--- start Task inputs ---

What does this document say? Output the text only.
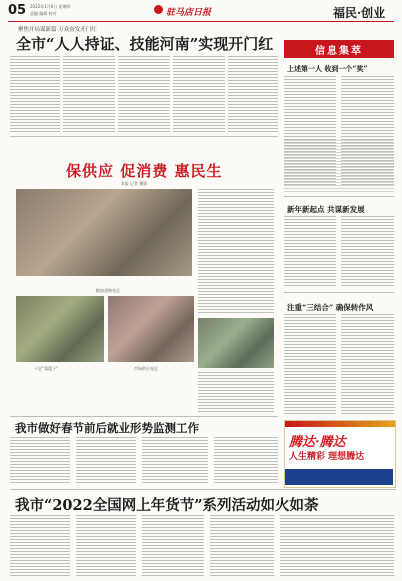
05 2022年1月6日 星期四
责编 编辑 校对	驻马店日报	福民·创业
聚焦开局谋新篇 万众奋发开门红
全市“人人持证、技能河南”实现开门红
保供应 促消费 惠民生
本报 记者 摄影
粮油货物充足
十足“菜篮子”	市场供应充足
我市做好春节前后就业形势监测工作
我市“2022全国网上年货节”系列活动如火如荼
信息集萃
上述第一人 收到一个“奖”
新年新起点 共谋新发展
注重“三结合” 确保转作风
腾达·腾达
人生精彩 理想腾达
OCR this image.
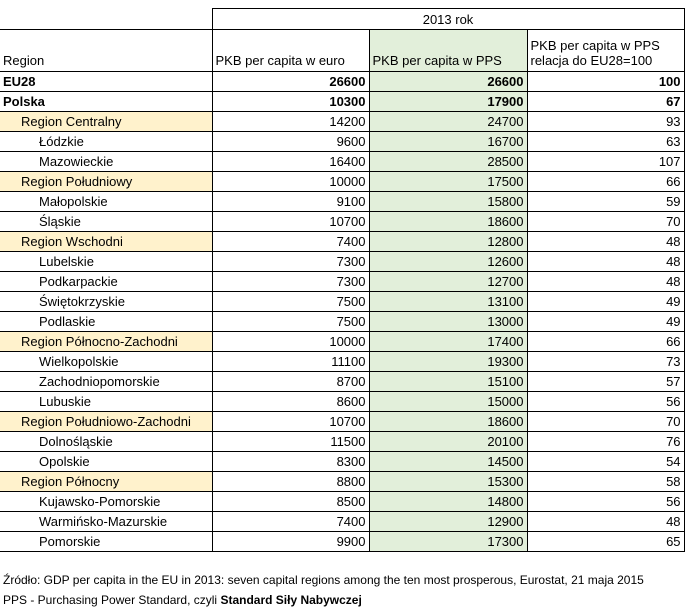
	2013 rok		
Region	PKB per capita w euro	PKB per capita w PPS	PKB per capita w PPS
relacja do EU28=100
EU28	26600	26600	100
Polska	10300	17900	67
Region Centralny	14200	24700	93
Łódzkie	9600	16700	63
Mazowieckie	16400	28500	107
Region Południowy	10000	17500	66
Małopolskie	9100	15800	59
Śląskie	10700	18600	70
Region Wschodni	7400	12800	48
Lubelskie	7300	12600	48
Podkarpackie	7300	12700	48
Świętokrzyskie	7500	13100	49
Podlaskie	7500	13000	49
Region Północno-Zachodni	10000	17400	66
Wielkopolskie	11100	19300	73
Zachodniopomorskie	8700	15100	57
Lubuskie	8600	15000	56
Region Południowo-Zachodni	10700	18600	70
Dolnośląskie	11500	20100	76
Opolskie	8300	14500	54
Region Północny	8800	15300	58
Kujawsko-Pomorskie	8500	14800	56
Warmińsko-Mazurskie	7400	12900	48
Pomorskie	9900	17300	65
Źródło: GDP per capita in the EU in 2013: seven capital regions among the ten most prosperous, Eurostat, 21 maja 2015
PPS - Purchasing Power Standard, czyli Standard Siły Nabywczej
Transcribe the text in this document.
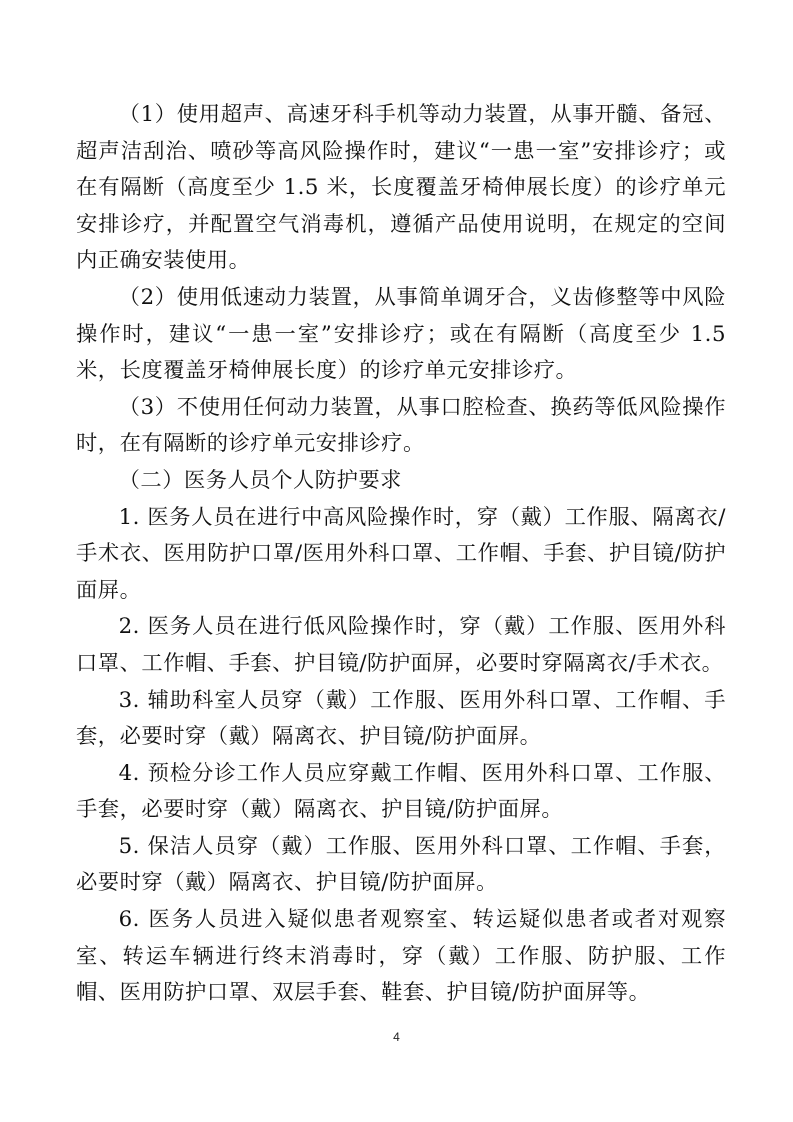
（1）使用超声、高速牙科手机等动力装置，从事开髓、备冠、超声洁刮治、喷砂等高风险操作时，建议“一患一室”安排诊疗；或在有隔断（高度至少 1.5 米，长度覆盖牙椅伸展长度）的诊疗单元安排诊疗，并配置空气消毒机，遵循产品使用说明，在规定的空间内正确安装使用。

（2）使用低速动力装置，从事简单调牙合，义齿修整等中风险操作时，建议“一患一室”安排诊疗；或在有隔断（高度至少 1.5 米，长度覆盖牙椅伸展长度）的诊疗单元安排诊疗。

（3）不使用任何动力装置，从事口腔检查、换药等低风险操作时，在有隔断的诊疗单元安排诊疗。

（二）医务人员个人防护要求

1. 医务人员在进行中高风险操作时，穿（戴）工作服、隔离衣/手术衣、医用防护口罩/医用外科口罩、工作帽、手套、护目镜/防护面屏。

2. 医务人员在进行低风险操作时，穿（戴）工作服、医用外科口罩、工作帽、手套、护目镜/防护面屏，必要时穿隔离衣/手术衣。

3. 辅助科室人员穿（戴）工作服、医用外科口罩、工作帽、手套，必要时穿（戴）隔离衣、护目镜/防护面屏。

4. 预检分诊工作人员应穿戴工作帽、医用外科口罩、工作服、手套，必要时穿（戴）隔离衣、护目镜/防护面屏。

5. 保洁人员穿（戴）工作服、医用外科口罩、工作帽、手套，必要时穿（戴）隔离衣、护目镜/防护面屏。

6. 医务人员进入疑似患者观察室、转运疑似患者或者对观察室、转运车辆进行终末消毒时，穿（戴）工作服、防护服、工作帽、医用防护口罩、双层手套、鞋套、护目镜/防护面屏等。

4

--- end Task inputs ---

*What the task asks:* Print the records word for word and exclude any picture they hold.

*Answer to the problem:*
What does this document say? Output the text only.
05 2022年1月6日 星期四
责编 编辑 校对	驻马店日报	福民·创业
聚焦开局谋新篇 万众奋发开门红
全市“人人持证、技能河南”实现开门红
保供应 促消费 惠民生
本报 记者 摄影
粮油货物充足
十足“菜篮子”	市场供应充足
我市做好春节前后就业形势监测工作
我市“2022全国网上年货节”系列活动如火如荼
信息集萃
上述第一人 收到一个“奖”
新年新起点 共谋新发展
注重“三结合” 确保转作风
腾达·腾达
人生精彩 理想腾达
OCR this image.
	2013 rok		
Region	PKB per capita w euro	PKB per capita w PPS	PKB per capita w PPS
relacja do EU28=100
EU28	26600	26600	100
Polska	10300	17900	67
Region Centralny	14200	24700	93
Łódzkie	9600	16700	63
Mazowieckie	16400	28500	107
Region Południowy	10000	17500	66
Małopolskie	9100	15800	59
Śląskie	10700	18600	70
Region Wschodni	7400	12800	48
Lubelskie	7300	12600	48
Podkarpackie	7300	12700	48
Świętokrzyskie	7500	13100	49
Podlaskie	7500	13000	49
Region Północno-Zachodni	10000	17400	66
Wielkopolskie	11100	19300	73
Zachodniopomorskie	8700	15100	57
Lubuskie	8600	15000	56
Region Południowo-Zachodni	10700	18600	70
Dolnośląskie	11500	20100	76
Opolskie	8300	14500	54
Region Północny	8800	15300	58
Kujawsko-Pomorskie	8500	14800	56
Warmińsko-Mazurskie	7400	12900	48
Pomorskie	9900	17300	65
Źródło: GDP per capita in the EU in 2013: seven capital regions among the ten most prosperous, Eurostat, 21 maja 2015
PPS - Purchasing Power Standard, czyli Standard Siły Nabywczej
Transcribe the text in this document.
（1）使用超声、高速牙科手机等动力装置，从事开髓、备冠、超声洁刮治、喷砂等高风险操作时，建议“一患一室”安排诊疗；或在有隔断（高度至少 1.5 米，长度覆盖牙椅伸展长度）的诊疗单元安排诊疗，并配置空气消毒机，遵循产品使用说明，在规定的空间内正确安装使用。

（2）使用低速动力装置，从事简单调牙合，义齿修整等中风险操作时，建议“一患一室”安排诊疗；或在有隔断（高度至少 1.5 米，长度覆盖牙椅伸展长度）的诊疗单元安排诊疗。

（3）不使用任何动力装置，从事口腔检查、换药等低风险操作时，在有隔断的诊疗单元安排诊疗。

（二）医务人员个人防护要求

1. 医务人员在进行中高风险操作时，穿（戴）工作服、隔离衣/手术衣、医用防护口罩/医用外科口罩、工作帽、手套、护目镜/防护面屏。

2. 医务人员在进行低风险操作时，穿（戴）工作服、医用外科口罩、工作帽、手套、护目镜/防护面屏，必要时穿隔离衣/手术衣。

3. 辅助科室人员穿（戴）工作服、医用外科口罩、工作帽、手套，必要时穿（戴）隔离衣、护目镜/防护面屏。

4. 预检分诊工作人员应穿戴工作帽、医用外科口罩、工作服、手套，必要时穿（戴）隔离衣、护目镜/防护面屏。

5. 保洁人员穿（戴）工作服、医用外科口罩、工作帽、手套，必要时穿（戴）隔离衣、护目镜/防护面屏。

6. 医务人员进入疑似患者观察室、转运疑似患者或者对观察室、转运车辆进行终末消毒时，穿（戴）工作服、防护服、工作帽、医用防护口罩、双层手套、鞋套、护目镜/防护面屏等。

4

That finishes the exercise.